BEGIN Data section

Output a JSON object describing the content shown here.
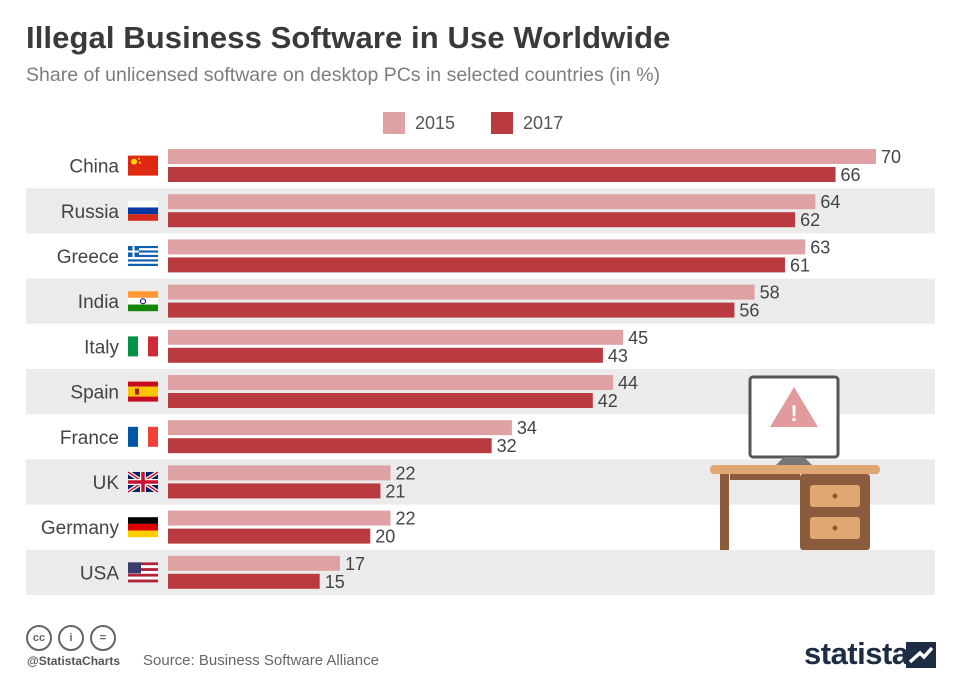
{
  "header": {
    "title": "Illegal Business Software in Use Worldwide",
    "subtitle": "Share of unlicensed software on desktop PCs in selected countries (in %)"
  },
  "legend": [
    {
      "label": "2015",
      "color": "#dea1a4"
    },
    {
      "label": "2017",
      "color": "#b93b3f"
    }
  ],
  "chart_data": {
    "type": "bar",
    "orientation": "horizontal",
    "title": "Illegal Business Software in Use Worldwide",
    "subtitle": "Share of unlicensed software on desktop PCs in selected countries (in %)",
    "categories": [
      "China",
      "Russia",
      "Greece",
      "India",
      "Italy",
      "Spain",
      "France",
      "UK",
      "Germany",
      "USA"
    ],
    "series": [
      {
        "name": "2015",
        "color": "#dea1a4",
        "values": [
          70,
          64,
          63,
          58,
          45,
          44,
          34,
          22,
          22,
          17
        ]
      },
      {
        "name": "2017",
        "color": "#b93b3f",
        "values": [
          66,
          62,
          61,
          56,
          43,
          42,
          32,
          21,
          20,
          15
        ]
      }
    ],
    "xlim": [
      0,
      70
    ],
    "xlabel": "",
    "ylabel": "",
    "legend_position": "top-center",
    "flag_icons": [
      "china-flag-icon",
      "russia-flag-icon",
      "greece-flag-icon",
      "india-flag-icon",
      "italy-flag-icon",
      "spain-flag-icon",
      "france-flag-icon",
      "uk-flag-icon",
      "germany-flag-icon",
      "usa-flag-icon"
    ]
  },
  "footer": {
    "handle": "@StatistaCharts",
    "source": "Source: Business Software Alliance",
    "brand": "statista",
    "license_icons": [
      "cc-icon",
      "by-icon",
      "nd-icon"
    ]
  }
}
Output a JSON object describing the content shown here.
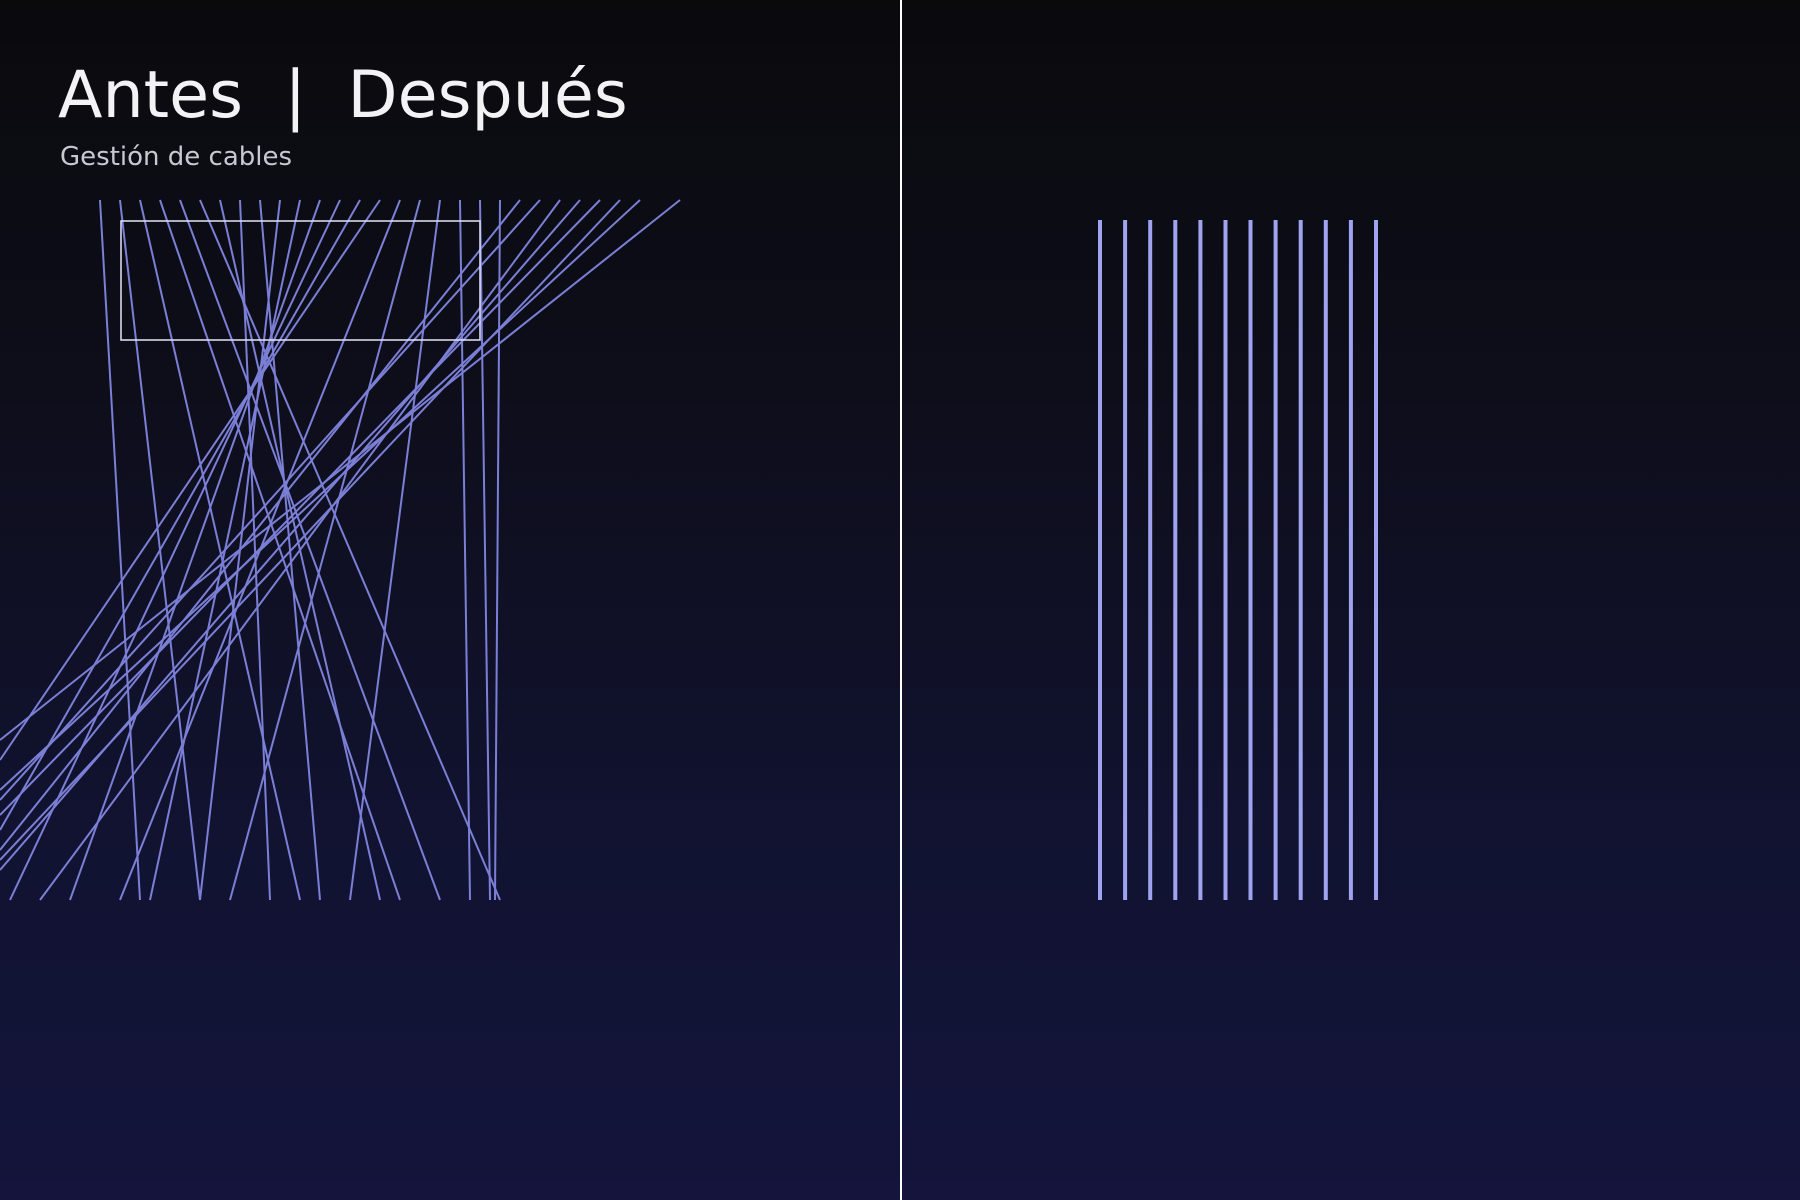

END Data section

_What is expected_:
Search the data for "Share". Copy every line that has it.

_Result of this exercise_:
    "subtitle": "Share of unlicensed software on desktop PCs in selected countries (in %)"
    "subtitle": "Share of unlicensed software on desktop PCs in selected countries (in %)",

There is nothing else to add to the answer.